- **RECORDS**

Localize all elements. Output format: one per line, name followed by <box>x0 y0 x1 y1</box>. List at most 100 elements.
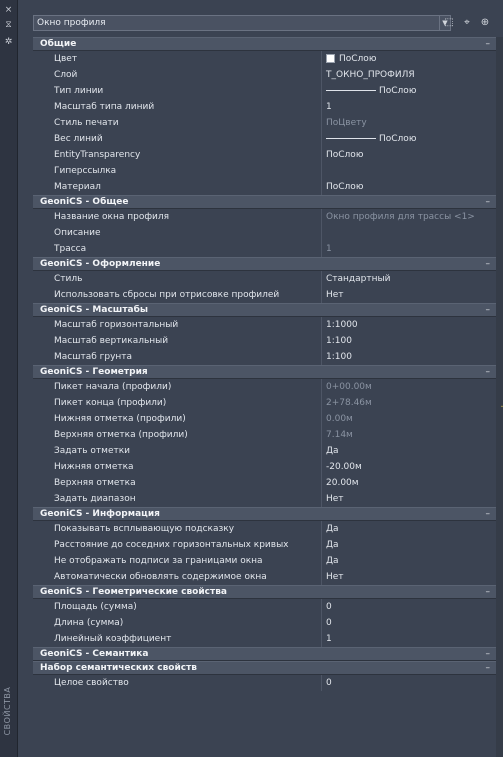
property-row[interactable]: Пикет начала (профили) 0+00.00м <box>33 379 496 395</box>
property-row[interactable]: Слой Т_ОКНО_ПРОФИЛЯ <box>33 67 496 83</box>
property-name: Расстояние до соседних горизонтальных кр… <box>54 540 289 550</box>
collapse-icon[interactable]: – <box>486 648 491 660</box>
collapse-icon[interactable]: – <box>486 662 491 674</box>
property-row[interactable]: Задать диапазон Нет <box>33 491 496 507</box>
property-row[interactable]: Цвет ПоСлою <box>33 51 496 67</box>
property-row[interactable]: EntityTransparency ПоСлою <box>33 147 496 163</box>
property-value-text: ПоСлою <box>326 150 364 160</box>
property-value-text: 0 <box>326 618 332 628</box>
property-value[interactable]: Да <box>321 537 496 553</box>
property-row[interactable]: Целое свойство 0 <box>33 675 496 691</box>
property-value[interactable]: 1 <box>321 631 496 647</box>
collapse-icon[interactable]: – <box>486 196 491 208</box>
property-row[interactable]: Вес линий ПоСлою <box>33 131 496 147</box>
property-value[interactable]: Нет <box>321 491 496 507</box>
collapse-icon[interactable]: – <box>486 586 491 598</box>
property-row[interactable]: Описание <box>33 225 496 241</box>
property-row[interactable]: Трасса 1 <box>33 241 496 257</box>
property-row[interactable]: Масштаб типа линий 1 <box>33 99 496 115</box>
category-header[interactable]: GeoniCS - Геометрические свойства – <box>33 585 496 599</box>
property-row[interactable]: Площадь (сумма) 0 <box>33 599 496 615</box>
property-row[interactable]: Длина (сумма) 0 <box>33 615 496 631</box>
property-value[interactable]: 1:100 <box>321 333 496 349</box>
property-row[interactable]: Не отображать подписи за границами окна Д… <box>33 553 496 569</box>
property-row[interactable]: Стиль печати ПоЦвету <box>33 115 496 131</box>
property-value[interactable]: Да <box>321 553 496 569</box>
property-value[interactable]: -20.00м <box>321 459 496 475</box>
property-row[interactable]: Верхняя отметка 20.00м <box>33 475 496 491</box>
property-value[interactable]: Да <box>321 443 496 459</box>
property-value[interactable]: Да <box>321 521 496 537</box>
property-value[interactable]: 1:100 <box>321 349 496 365</box>
category-header[interactable]: GeoniCS - Оформление – <box>33 257 496 271</box>
property-row[interactable]: Название окна профиля Окно профиля для тр… <box>33 209 496 225</box>
property-row[interactable]: Гиперссылка <box>33 163 496 179</box>
property-row[interactable]: Материал ПоСлою <box>33 179 496 195</box>
property-value[interactable]: Стандартный <box>321 271 496 287</box>
property-value-text: 1:1000 <box>326 320 358 330</box>
property-row[interactable]: Стиль Стандартный <box>33 271 496 287</box>
close-icon[interactable]: × <box>3 5 14 16</box>
property-value[interactable]: 1:1000 <box>321 317 496 333</box>
property-row[interactable]: Нижняя отметка (профили) 0.00м <box>33 411 496 427</box>
category-header[interactable]: Набор семантических свойств – <box>33 661 496 675</box>
property-value[interactable]: 0 <box>321 599 496 615</box>
collapse-icon[interactable]: – <box>486 258 491 270</box>
property-value[interactable]: 0 <box>321 675 496 691</box>
property-row[interactable]: Линейный коэффициент 1 <box>33 631 496 647</box>
category-title: GeoniCS - Геометрия <box>40 367 148 377</box>
property-row[interactable]: Автоматически обновлять содержимое окна Н… <box>33 569 496 585</box>
collapse-icon[interactable]: – <box>486 508 491 520</box>
property-value[interactable]: 0 <box>321 615 496 631</box>
category-header[interactable]: Общие – <box>33 37 496 51</box>
autohide-pin-icon[interactable]: ⧖ <box>3 20 14 31</box>
object-type-select[interactable]: Окно профиля ▼ <box>33 15 451 31</box>
property-name: Автоматически обновлять содержимое окна <box>54 572 267 582</box>
property-value[interactable]: ПоСлою <box>321 179 496 195</box>
category-header[interactable]: GeoniCS - Семантика – <box>33 647 496 661</box>
property-value-text: Нет <box>326 290 344 300</box>
property-row[interactable]: Верхняя отметка (профили) 7.14м <box>33 427 496 443</box>
property-value[interactable]: ПоСлою <box>321 131 496 147</box>
collapse-icon[interactable]: – <box>486 304 491 316</box>
property-row[interactable]: Использовать сбросы при отрисовке профил… <box>33 287 496 303</box>
property-row[interactable]: Тип линии ПоСлою <box>33 83 496 99</box>
property-value[interactable]: Т_ОКНО_ПРОФИЛЯ <box>321 67 496 83</box>
category-header[interactable]: GeoniCS - Масштабы – <box>33 303 496 317</box>
property-row[interactable]: Масштаб грунта 1:100 <box>33 349 496 365</box>
property-value[interactable]: ПоЦвету <box>321 115 496 131</box>
settings-icon[interactable]: ✲ <box>3 37 14 48</box>
property-row[interactable]: Расстояние до соседних горизонтальных кр… <box>33 537 496 553</box>
property-value[interactable]: ПоСлою <box>321 83 496 99</box>
property-row[interactable]: Задать отметки Да <box>33 443 496 459</box>
property-value[interactable]: ПоСлою <box>321 147 496 163</box>
collapse-icon[interactable]: – <box>486 38 491 50</box>
property-value-text: 7.14м <box>326 430 353 440</box>
property-value[interactable]: 2+78.46м <box>321 395 496 411</box>
category-header[interactable]: GeoniCS - Общее – <box>33 195 496 209</box>
category-header[interactable]: GeoniCS - Геометрия – <box>33 365 496 379</box>
property-value[interactable]: ПоСлою <box>321 51 496 67</box>
property-value[interactable] <box>321 225 496 241</box>
property-value[interactable] <box>321 163 496 179</box>
property-value[interactable]: 20.00м <box>321 475 496 491</box>
property-value[interactable]: 1 <box>321 241 496 257</box>
property-value[interactable]: 7.14м <box>321 427 496 443</box>
property-value[interactable]: Нет <box>321 569 496 585</box>
select-objects-icon[interactable]: ⌖ <box>461 16 473 30</box>
property-value[interactable]: Окно профиля для трассы <1> <box>321 209 496 225</box>
quick-select-icon[interactable]: ⬚ <box>443 16 455 30</box>
scrollbar[interactable] <box>496 37 503 757</box>
property-row[interactable]: Масштаб вертикальный 1:100 <box>33 333 496 349</box>
toggle-pickadd-icon[interactable]: ⊕ <box>479 16 491 30</box>
property-row[interactable]: Показывать всплывающую подсказку Да <box>33 521 496 537</box>
property-row[interactable]: Масштаб горизонтальный 1:1000 <box>33 317 496 333</box>
collapse-icon[interactable]: – <box>486 366 491 378</box>
property-row[interactable]: Нижняя отметка -20.00м <box>33 459 496 475</box>
property-value[interactable]: Нет <box>321 287 496 303</box>
property-value[interactable]: 0.00м <box>321 411 496 427</box>
property-value[interactable]: 0+00.00м <box>321 379 496 395</box>
property-row[interactable]: Пикет конца (профили) 2+78.46м <box>33 395 496 411</box>
category-header[interactable]: GeoniCS - Информация – <box>33 507 496 521</box>
property-value[interactable]: 1 <box>321 99 496 115</box>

- **YOUR OBJECTIVE**
Copy the rows above word for word, leaving out the pictures.

- **PROBLEM SOLUTION**
Localize all elements. Output format: one per line, name followed by <box>x0 y0 x1 y1</box>. List at most 100 elements.
property-row[interactable]: Пикет начала (профили) 0+00.00м <box>33 379 496 395</box>
property-row[interactable]: Слой Т_ОКНО_ПРОФИЛЯ <box>33 67 496 83</box>
property-name: Расстояние до соседних горизонтальных кр… <box>54 540 289 550</box>
collapse-icon[interactable]: – <box>486 648 491 660</box>
collapse-icon[interactable]: – <box>486 662 491 674</box>
property-row[interactable]: Задать диапазон Нет <box>33 491 496 507</box>
property-row[interactable]: Цвет ПоСлою <box>33 51 496 67</box>
property-row[interactable]: EntityTransparency ПоСлою <box>33 147 496 163</box>
property-value-text: ПоСлою <box>326 150 364 160</box>
property-value-text: 0 <box>326 618 332 628</box>
property-value[interactable]: Да <box>321 537 496 553</box>
property-row[interactable]: Целое свойство 0 <box>33 675 496 691</box>
property-value[interactable]: 1 <box>321 631 496 647</box>
collapse-icon[interactable]: – <box>486 196 491 208</box>
property-row[interactable]: Вес линий ПоСлою <box>33 131 496 147</box>
property-value[interactable]: Нет <box>321 491 496 507</box>
collapse-icon[interactable]: – <box>486 586 491 598</box>
property-row[interactable]: Описание <box>33 225 496 241</box>
property-row[interactable]: Трасса 1 <box>33 241 496 257</box>
property-row[interactable]: Масштаб типа линий 1 <box>33 99 496 115</box>
category-header[interactable]: GeoniCS - Геометрические свойства – <box>33 585 496 599</box>
property-row[interactable]: Площадь (сумма) 0 <box>33 599 496 615</box>
property-row[interactable]: Длина (сумма) 0 <box>33 615 496 631</box>
property-value[interactable]: 1:100 <box>321 333 496 349</box>
property-row[interactable]: Не отображать подписи за границами окна Д… <box>33 553 496 569</box>
property-row[interactable]: Стиль печати ПоЦвету <box>33 115 496 131</box>
property-value[interactable]: Да <box>321 553 496 569</box>
property-value[interactable]: -20.00м <box>321 459 496 475</box>
property-row[interactable]: Верхняя отметка 20.00м <box>33 475 496 491</box>
property-value[interactable]: Да <box>321 443 496 459</box>
property-value[interactable]: Да <box>321 521 496 537</box>
property-value[interactable]: 1:100 <box>321 349 496 365</box>
category-header[interactable]: GeoniCS - Оформление – <box>33 257 496 271</box>
property-row[interactable]: Название окна профиля Окно профиля для тр… <box>33 209 496 225</box>
property-row[interactable]: Гиперссылка <box>33 163 496 179</box>
property-row[interactable]: Материал ПоСлою <box>33 179 496 195</box>
property-value[interactable]: Стандартный <box>321 271 496 287</box>
property-value-text: 1:1000 <box>326 320 358 330</box>
property-row[interactable]: Стиль Стандартный <box>33 271 496 287</box>
close-icon[interactable]: × <box>3 5 14 16</box>
property-value[interactable]: 1:1000 <box>321 317 496 333</box>
property-row[interactable]: Нижняя отметка (профили) 0.00м <box>33 411 496 427</box>
category-header[interactable]: Набор семантических свойств – <box>33 661 496 675</box>
property-value[interactable]: 0 <box>321 599 496 615</box>
collapse-icon[interactable]: – <box>486 258 491 270</box>
property-value[interactable]: 0 <box>321 675 496 691</box>
property-row[interactable]: Линейный коэффициент 1 <box>33 631 496 647</box>
category-title: GeoniCS - Геометрия <box>40 367 148 377</box>
property-row[interactable]: Автоматически обновлять содержимое окна Н… <box>33 569 496 585</box>
collapse-icon[interactable]: – <box>486 508 491 520</box>
property-value[interactable]: 0 <box>321 615 496 631</box>
category-header[interactable]: Общие – <box>33 37 496 51</box>
autohide-pin-icon[interactable]: ⧖ <box>3 20 14 31</box>
object-type-select[interactable]: Окно профиля ▼ <box>33 15 451 31</box>
property-name: Автоматически обновлять содержимое окна <box>54 572 267 582</box>
property-value[interactable]: ПоСлою <box>321 179 496 195</box>
category-header[interactable]: GeoniCS - Семантика – <box>33 647 496 661</box>
property-value-text: Нет <box>326 290 344 300</box>
property-row[interactable]: Верхняя отметка (профили) 7.14м <box>33 427 496 443</box>
property-value[interactable]: ПоСлою <box>321 131 496 147</box>
collapse-icon[interactable]: – <box>486 304 491 316</box>
property-row[interactable]: Использовать сбросы при отрисовке профил… <box>33 287 496 303</box>
property-row[interactable]: Тип линии ПоСлою <box>33 83 496 99</box>
property-value[interactable]: Т_ОКНО_ПРОФИЛЯ <box>321 67 496 83</box>
category-header[interactable]: GeoniCS - Масштабы – <box>33 303 496 317</box>
property-row[interactable]: Масштаб грунта 1:100 <box>33 349 496 365</box>
property-value[interactable]: ПоЦвету <box>321 115 496 131</box>
settings-icon[interactable]: ✲ <box>3 37 14 48</box>
property-row[interactable]: Расстояние до соседних горизонтальных кр… <box>33 537 496 553</box>
property-value[interactable]: ПоСлою <box>321 83 496 99</box>
property-row[interactable]: Задать отметки Да <box>33 443 496 459</box>
property-value[interactable]: ПоСлою <box>321 147 496 163</box>
collapse-icon[interactable]: – <box>486 38 491 50</box>
property-value-text: 7.14м <box>326 430 353 440</box>
property-value[interactable]: 2+78.46м <box>321 395 496 411</box>
category-header[interactable]: GeoniCS - Общее – <box>33 195 496 209</box>
category-header[interactable]: GeoniCS - Геометрия – <box>33 365 496 379</box>
property-value[interactable]: ПоСлою <box>321 51 496 67</box>
property-value[interactable] <box>321 225 496 241</box>
property-value[interactable] <box>321 163 496 179</box>
property-value[interactable]: 20.00м <box>321 475 496 491</box>
property-value[interactable]: 1 <box>321 241 496 257</box>
property-value[interactable]: 7.14м <box>321 427 496 443</box>
property-value[interactable]: Нет <box>321 569 496 585</box>
select-objects-icon[interactable]: ⌖ <box>461 16 473 30</box>
property-value[interactable]: Окно профиля для трассы <1> <box>321 209 496 225</box>
quick-select-icon[interactable]: ⬚ <box>443 16 455 30</box>
scrollbar[interactable] <box>496 37 503 757</box>
property-row[interactable]: Масштаб вертикальный 1:100 <box>33 333 496 349</box>
toggle-pickadd-icon[interactable]: ⊕ <box>479 16 491 30</box>
property-row[interactable]: Показывать всплывающую подсказку Да <box>33 521 496 537</box>
property-row[interactable]: Масштаб горизонтальный 1:1000 <box>33 317 496 333</box>
collapse-icon[interactable]: – <box>486 366 491 378</box>
property-row[interactable]: Нижняя отметка -20.00м <box>33 459 496 475</box>
property-value[interactable]: Нет <box>321 287 496 303</box>
property-value[interactable]: 0.00м <box>321 411 496 427</box>
property-value[interactable]: 0+00.00м <box>321 379 496 395</box>
property-row[interactable]: Пикет конца (профили) 2+78.46м <box>33 395 496 411</box>
category-header[interactable]: GeoniCS - Информация – <box>33 507 496 521</box>
property-value[interactable]: 1 <box>321 99 496 115</box>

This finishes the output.